▶ **Do this**:
Please pull out every line that includes the string "background".

# START OF Dataset rows

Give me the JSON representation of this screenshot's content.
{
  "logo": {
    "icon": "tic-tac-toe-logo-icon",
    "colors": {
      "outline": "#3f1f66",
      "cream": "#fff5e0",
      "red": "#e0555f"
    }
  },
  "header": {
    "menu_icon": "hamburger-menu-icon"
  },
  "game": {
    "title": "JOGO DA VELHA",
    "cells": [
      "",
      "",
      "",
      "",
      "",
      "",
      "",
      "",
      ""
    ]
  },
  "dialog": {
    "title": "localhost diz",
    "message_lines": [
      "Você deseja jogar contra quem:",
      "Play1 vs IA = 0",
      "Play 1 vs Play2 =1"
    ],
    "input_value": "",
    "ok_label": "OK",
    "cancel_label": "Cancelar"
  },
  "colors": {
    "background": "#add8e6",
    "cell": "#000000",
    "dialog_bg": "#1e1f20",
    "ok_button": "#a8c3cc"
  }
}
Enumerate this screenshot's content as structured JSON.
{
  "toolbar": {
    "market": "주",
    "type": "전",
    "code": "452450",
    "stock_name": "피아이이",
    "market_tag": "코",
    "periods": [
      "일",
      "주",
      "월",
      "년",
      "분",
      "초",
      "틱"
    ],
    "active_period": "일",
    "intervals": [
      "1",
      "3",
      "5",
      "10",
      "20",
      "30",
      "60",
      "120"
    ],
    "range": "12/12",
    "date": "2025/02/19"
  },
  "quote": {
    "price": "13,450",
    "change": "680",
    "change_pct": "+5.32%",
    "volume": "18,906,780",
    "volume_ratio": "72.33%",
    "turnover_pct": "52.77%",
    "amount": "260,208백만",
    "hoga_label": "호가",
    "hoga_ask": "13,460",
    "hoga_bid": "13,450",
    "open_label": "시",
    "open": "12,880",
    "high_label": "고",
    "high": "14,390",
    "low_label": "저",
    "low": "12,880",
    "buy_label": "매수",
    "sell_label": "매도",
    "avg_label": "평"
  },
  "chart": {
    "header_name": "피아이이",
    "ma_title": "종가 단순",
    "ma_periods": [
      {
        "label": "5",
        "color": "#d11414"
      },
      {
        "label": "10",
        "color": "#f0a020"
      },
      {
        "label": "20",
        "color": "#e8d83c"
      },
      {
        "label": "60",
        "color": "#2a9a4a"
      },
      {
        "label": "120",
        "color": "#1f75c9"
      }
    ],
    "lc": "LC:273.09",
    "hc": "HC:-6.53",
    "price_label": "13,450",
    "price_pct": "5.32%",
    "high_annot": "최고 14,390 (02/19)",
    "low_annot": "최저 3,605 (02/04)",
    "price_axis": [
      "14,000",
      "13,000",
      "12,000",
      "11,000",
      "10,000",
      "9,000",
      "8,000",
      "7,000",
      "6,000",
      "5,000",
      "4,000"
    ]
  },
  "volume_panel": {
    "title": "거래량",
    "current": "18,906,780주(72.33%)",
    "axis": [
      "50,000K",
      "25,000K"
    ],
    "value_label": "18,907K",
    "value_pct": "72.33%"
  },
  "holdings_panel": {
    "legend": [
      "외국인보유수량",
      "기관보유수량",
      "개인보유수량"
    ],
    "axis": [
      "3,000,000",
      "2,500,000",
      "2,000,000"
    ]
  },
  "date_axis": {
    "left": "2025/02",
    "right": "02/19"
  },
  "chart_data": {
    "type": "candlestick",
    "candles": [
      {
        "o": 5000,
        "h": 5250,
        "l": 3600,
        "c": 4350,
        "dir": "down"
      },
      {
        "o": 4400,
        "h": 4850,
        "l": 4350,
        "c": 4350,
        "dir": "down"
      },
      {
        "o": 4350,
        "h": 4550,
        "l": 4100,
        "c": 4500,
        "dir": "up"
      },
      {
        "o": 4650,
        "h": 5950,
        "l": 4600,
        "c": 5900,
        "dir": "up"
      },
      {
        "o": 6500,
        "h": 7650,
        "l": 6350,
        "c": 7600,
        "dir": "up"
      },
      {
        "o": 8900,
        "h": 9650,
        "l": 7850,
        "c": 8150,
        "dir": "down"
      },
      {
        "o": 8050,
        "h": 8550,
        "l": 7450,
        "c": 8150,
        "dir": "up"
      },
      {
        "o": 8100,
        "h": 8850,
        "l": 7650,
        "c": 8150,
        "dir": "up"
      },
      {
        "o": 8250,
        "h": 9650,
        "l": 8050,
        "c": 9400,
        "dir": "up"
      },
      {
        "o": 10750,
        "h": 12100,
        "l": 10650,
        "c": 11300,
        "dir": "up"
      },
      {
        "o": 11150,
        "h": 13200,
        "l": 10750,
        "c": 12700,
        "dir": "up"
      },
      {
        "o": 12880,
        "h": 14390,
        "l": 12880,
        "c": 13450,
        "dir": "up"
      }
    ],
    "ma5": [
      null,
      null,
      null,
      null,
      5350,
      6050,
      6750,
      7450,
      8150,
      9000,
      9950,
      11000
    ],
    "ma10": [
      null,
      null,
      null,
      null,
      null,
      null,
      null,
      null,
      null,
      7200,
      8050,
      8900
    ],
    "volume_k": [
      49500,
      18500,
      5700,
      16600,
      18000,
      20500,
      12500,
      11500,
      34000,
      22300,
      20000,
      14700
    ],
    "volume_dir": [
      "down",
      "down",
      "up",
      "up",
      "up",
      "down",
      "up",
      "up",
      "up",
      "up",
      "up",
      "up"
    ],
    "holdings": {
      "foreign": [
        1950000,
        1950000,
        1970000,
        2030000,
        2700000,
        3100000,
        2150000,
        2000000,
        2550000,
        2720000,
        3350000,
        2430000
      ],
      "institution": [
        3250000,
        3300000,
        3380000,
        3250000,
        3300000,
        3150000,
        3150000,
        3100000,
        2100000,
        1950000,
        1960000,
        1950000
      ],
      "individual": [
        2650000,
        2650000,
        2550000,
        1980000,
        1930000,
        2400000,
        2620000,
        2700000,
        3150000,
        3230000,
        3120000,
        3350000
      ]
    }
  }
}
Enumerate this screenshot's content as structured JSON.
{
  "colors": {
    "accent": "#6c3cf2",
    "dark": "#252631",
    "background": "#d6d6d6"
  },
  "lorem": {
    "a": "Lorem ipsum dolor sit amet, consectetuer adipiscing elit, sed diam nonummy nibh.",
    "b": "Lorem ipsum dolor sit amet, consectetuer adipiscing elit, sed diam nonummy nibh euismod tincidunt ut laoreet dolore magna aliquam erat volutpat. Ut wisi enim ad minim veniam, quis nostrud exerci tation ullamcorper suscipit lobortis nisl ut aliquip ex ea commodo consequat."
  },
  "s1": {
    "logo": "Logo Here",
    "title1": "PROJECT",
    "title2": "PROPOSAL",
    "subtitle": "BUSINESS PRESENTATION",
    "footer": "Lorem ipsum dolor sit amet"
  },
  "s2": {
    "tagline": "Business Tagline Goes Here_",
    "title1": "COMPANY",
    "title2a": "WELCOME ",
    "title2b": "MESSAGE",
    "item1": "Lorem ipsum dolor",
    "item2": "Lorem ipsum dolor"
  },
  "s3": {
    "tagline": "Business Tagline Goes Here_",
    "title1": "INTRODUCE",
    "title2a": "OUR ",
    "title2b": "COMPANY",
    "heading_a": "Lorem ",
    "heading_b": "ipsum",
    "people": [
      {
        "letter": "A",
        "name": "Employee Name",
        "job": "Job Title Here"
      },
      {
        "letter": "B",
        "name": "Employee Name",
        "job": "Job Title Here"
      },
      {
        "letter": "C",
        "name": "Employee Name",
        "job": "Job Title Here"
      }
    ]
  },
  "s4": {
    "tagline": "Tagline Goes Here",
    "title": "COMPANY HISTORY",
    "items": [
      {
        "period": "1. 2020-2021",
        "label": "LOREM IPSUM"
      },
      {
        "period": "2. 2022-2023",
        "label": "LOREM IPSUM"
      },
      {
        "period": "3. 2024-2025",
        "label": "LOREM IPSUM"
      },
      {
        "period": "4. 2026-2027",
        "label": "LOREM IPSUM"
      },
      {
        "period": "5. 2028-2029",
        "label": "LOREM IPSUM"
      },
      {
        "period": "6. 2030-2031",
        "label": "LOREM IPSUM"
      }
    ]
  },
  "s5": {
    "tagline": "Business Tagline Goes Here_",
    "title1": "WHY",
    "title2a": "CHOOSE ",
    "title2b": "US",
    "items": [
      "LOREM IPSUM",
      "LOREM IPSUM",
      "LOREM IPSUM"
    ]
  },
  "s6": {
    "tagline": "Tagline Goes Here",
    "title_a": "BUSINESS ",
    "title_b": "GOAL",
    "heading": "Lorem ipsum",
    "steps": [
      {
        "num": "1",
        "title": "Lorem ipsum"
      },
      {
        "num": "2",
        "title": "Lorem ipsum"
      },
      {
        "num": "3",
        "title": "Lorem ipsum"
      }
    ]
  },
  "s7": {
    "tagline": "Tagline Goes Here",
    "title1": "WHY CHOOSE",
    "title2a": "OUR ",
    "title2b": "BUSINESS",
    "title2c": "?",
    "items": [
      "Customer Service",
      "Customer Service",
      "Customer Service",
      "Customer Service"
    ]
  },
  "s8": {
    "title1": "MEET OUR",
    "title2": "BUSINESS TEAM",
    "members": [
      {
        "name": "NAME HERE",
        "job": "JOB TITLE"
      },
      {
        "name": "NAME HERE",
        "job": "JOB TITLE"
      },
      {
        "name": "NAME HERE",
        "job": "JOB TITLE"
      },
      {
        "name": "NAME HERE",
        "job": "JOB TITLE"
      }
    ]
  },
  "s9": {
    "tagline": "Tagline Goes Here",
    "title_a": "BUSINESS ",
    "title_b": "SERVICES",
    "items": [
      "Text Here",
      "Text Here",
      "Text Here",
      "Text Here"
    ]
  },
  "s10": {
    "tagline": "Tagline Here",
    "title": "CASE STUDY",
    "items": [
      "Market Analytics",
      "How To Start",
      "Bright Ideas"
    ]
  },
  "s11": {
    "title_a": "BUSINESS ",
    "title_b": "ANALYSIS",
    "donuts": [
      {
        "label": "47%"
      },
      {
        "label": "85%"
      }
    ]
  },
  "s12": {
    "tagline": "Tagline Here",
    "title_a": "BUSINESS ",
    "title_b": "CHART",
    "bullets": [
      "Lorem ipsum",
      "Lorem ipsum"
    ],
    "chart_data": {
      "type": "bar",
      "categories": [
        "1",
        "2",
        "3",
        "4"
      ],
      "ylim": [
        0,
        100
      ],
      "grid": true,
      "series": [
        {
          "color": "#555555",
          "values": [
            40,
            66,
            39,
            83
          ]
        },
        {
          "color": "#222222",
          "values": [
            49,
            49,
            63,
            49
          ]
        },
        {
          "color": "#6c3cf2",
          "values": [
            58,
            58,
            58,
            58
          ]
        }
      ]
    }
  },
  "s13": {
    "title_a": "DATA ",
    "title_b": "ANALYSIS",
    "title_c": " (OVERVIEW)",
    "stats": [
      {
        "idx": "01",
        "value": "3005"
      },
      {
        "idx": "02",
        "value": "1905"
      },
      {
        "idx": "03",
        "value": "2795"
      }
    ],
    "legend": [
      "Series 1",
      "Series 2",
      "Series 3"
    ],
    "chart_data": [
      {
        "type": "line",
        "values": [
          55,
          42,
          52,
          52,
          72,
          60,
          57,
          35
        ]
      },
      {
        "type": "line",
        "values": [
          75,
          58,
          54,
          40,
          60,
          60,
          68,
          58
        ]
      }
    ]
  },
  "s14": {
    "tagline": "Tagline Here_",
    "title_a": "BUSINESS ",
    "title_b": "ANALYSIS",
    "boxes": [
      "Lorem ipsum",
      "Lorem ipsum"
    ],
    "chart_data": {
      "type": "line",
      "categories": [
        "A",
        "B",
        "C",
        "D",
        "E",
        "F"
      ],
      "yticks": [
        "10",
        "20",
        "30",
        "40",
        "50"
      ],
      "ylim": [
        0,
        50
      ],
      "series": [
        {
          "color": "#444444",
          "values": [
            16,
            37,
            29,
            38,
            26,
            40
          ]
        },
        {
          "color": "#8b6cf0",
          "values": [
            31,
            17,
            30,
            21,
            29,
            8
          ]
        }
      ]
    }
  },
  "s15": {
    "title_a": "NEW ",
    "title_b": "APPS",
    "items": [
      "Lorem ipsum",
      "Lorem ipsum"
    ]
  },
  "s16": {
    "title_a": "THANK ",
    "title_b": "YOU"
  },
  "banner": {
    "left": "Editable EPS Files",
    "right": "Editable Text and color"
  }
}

# END OF Dataset rows

▶ **Exercise solution**:
    "background": "#add8e6",
    "background": "#d6d6d6"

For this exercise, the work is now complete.